-- Aim --
Every line of the material below must be repeated exactly.

-- Record set --
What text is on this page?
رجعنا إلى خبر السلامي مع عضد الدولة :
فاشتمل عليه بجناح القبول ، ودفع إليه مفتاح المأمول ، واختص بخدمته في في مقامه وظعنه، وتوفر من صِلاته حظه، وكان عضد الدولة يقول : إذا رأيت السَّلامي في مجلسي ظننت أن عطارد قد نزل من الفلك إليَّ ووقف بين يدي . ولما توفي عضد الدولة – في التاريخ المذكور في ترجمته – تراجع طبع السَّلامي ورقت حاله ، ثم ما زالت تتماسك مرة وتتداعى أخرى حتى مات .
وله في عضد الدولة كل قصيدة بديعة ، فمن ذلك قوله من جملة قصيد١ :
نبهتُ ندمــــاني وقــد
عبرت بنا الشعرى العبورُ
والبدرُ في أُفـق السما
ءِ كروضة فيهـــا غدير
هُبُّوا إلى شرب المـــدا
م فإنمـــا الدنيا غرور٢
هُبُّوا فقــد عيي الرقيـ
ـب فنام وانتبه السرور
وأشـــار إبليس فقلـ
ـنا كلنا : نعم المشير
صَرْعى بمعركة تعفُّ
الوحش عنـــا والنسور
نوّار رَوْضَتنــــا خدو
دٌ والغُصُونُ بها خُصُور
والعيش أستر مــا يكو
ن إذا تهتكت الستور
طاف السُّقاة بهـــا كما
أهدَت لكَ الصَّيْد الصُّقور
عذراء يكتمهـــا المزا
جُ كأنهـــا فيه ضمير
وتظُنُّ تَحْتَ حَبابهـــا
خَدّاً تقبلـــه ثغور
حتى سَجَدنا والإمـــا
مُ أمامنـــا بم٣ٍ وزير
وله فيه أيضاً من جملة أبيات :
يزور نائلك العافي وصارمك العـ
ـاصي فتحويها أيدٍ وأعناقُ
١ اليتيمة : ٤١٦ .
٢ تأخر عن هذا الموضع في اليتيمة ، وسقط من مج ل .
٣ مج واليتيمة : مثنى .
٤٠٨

-- Answer below --
What text is on this page?
رجعنا إلى خبر السلامي مع عضد الدولة :
فاشتمل عليه بجناح القبول ، ودفع إليه مفتاح المأمول ، واختص بخدمته في في مقامه وظعنه، وتوفر من صِلاته حظه، وكان عضد الدولة يقول : إذا رأيت السَّلامي في مجلسي ظننت أن عطارد قد نزل من الفلك إليَّ ووقف بين يدي . ولما توفي عضد الدولة – في التاريخ المذكور في ترجمته – تراجع طبع السَّلامي ورقت حاله ، ثم ما زالت تتماسك مرة وتتداعى أخرى حتى مات .
وله في عضد الدولة كل قصيدة بديعة ، فمن ذلك قوله من جملة قصيد١ :
نبهتُ ندمــــاني وقــد
عبرت بنا الشعرى العبورُ
والبدرُ في أُفـق السما
ءِ كروضة فيهـــا غدير
هُبُّوا إلى شرب المـــدا
م فإنمـــا الدنيا غرور٢
هُبُّوا فقــد عيي الرقيـ
ـب فنام وانتبه السرور
وأشـــار إبليس فقلـ
ـنا كلنا : نعم المشير
صَرْعى بمعركة تعفُّ
الوحش عنـــا والنسور
نوّار رَوْضَتنــــا خدو
دٌ والغُصُونُ بها خُصُور
والعيش أستر مــا يكو
ن إذا تهتكت الستور
طاف السُّقاة بهـــا كما
أهدَت لكَ الصَّيْد الصُّقور
عذراء يكتمهـــا المزا
جُ كأنهـــا فيه ضمير
وتظُنُّ تَحْتَ حَبابهـــا
خَدّاً تقبلـــه ثغور
حتى سَجَدنا والإمـــا
مُ أمامنـــا بم٣ٍ وزير
وله فيه أيضاً من جملة أبيات :
يزور نائلك العافي وصارمك العـ
ـاصي فتحويها أيدٍ وأعناقُ
١ اليتيمة : ٤١٦ .
٢ تأخر عن هذا الموضع في اليتيمة ، وسقط من مج ل .
٣ مج واليتيمة : مثنى .
٤٠٨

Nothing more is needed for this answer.